▶ _WRITTEN EXERCISE_
Retype all of the data exactly as given.

Begin

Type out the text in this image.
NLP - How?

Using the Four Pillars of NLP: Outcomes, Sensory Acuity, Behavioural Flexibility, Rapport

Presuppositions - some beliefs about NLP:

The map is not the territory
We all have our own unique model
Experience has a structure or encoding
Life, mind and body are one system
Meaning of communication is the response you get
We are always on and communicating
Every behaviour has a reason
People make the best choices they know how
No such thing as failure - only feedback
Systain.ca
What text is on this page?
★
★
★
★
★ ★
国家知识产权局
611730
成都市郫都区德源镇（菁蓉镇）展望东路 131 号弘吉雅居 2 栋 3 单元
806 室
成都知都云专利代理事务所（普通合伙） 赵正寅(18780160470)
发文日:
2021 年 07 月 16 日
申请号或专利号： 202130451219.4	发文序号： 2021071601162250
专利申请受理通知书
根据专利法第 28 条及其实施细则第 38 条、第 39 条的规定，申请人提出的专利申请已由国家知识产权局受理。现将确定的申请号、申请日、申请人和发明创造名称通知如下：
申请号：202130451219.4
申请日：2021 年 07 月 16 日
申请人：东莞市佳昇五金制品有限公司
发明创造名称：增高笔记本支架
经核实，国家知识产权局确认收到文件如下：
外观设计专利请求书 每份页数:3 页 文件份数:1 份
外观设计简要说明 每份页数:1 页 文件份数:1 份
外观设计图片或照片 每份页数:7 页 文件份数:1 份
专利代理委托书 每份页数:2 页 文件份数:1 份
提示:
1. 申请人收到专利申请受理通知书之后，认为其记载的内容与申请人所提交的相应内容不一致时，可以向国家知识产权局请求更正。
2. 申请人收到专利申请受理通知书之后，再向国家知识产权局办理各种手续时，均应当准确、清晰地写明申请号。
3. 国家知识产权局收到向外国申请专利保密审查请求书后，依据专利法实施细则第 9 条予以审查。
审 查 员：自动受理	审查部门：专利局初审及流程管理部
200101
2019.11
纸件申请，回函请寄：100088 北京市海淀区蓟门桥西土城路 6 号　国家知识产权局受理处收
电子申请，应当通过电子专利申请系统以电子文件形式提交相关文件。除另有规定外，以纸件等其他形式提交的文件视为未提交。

End

▶ _WRITTEN RESPONSE_
Type out the text in this image.
NLP - How?

Using the Four Pillars of NLP: Outcomes, Sensory Acuity, Behavioural Flexibility, Rapport

Presuppositions - some beliefs about NLP:

The map is not the territory
We all have our own unique model
Experience has a structure or encoding
Life, mind and body are one system
Meaning of communication is the response you get
We are always on and communicating
Every behaviour has a reason
People make the best choices they know how
No such thing as failure - only feedback
Systain.ca
What text is on this page?
★
★
★
★
★ ★
国家知识产权局
611730
成都市郫都区德源镇（菁蓉镇）展望东路 131 号弘吉雅居 2 栋 3 单元
806 室
成都知都云专利代理事务所（普通合伙） 赵正寅(18780160470)
发文日:
2021 年 07 月 16 日
申请号或专利号： 202130451219.4	发文序号： 2021071601162250
专利申请受理通知书
根据专利法第 28 条及其实施细则第 38 条、第 39 条的规定，申请人提出的专利申请已由国家知识产权局受理。现将确定的申请号、申请日、申请人和发明创造名称通知如下：
申请号：202130451219.4
申请日：2021 年 07 月 16 日
申请人：东莞市佳昇五金制品有限公司
发明创造名称：增高笔记本支架
经核实，国家知识产权局确认收到文件如下：
外观设计专利请求书 每份页数:3 页 文件份数:1 份
外观设计简要说明 每份页数:1 页 文件份数:1 份
外观设计图片或照片 每份页数:7 页 文件份数:1 份
专利代理委托书 每份页数:2 页 文件份数:1 份
提示:
1. 申请人收到专利申请受理通知书之后，认为其记载的内容与申请人所提交的相应内容不一致时，可以向国家知识产权局请求更正。
2. 申请人收到专利申请受理通知书之后，再向国家知识产权局办理各种手续时，均应当准确、清晰地写明申请号。
3. 国家知识产权局收到向外国申请专利保密审查请求书后，依据专利法实施细则第 9 条予以审查。
审 查 员：自动受理	审查部门：专利局初审及流程管理部
200101
2019.11
纸件申请，回函请寄：100088 北京市海淀区蓟门桥西土城路 6 号　国家知识产权局受理处收
电子申请，应当通过电子专利申请系统以电子文件形式提交相关文件。除另有规定外，以纸件等其他形式提交的文件视为未提交。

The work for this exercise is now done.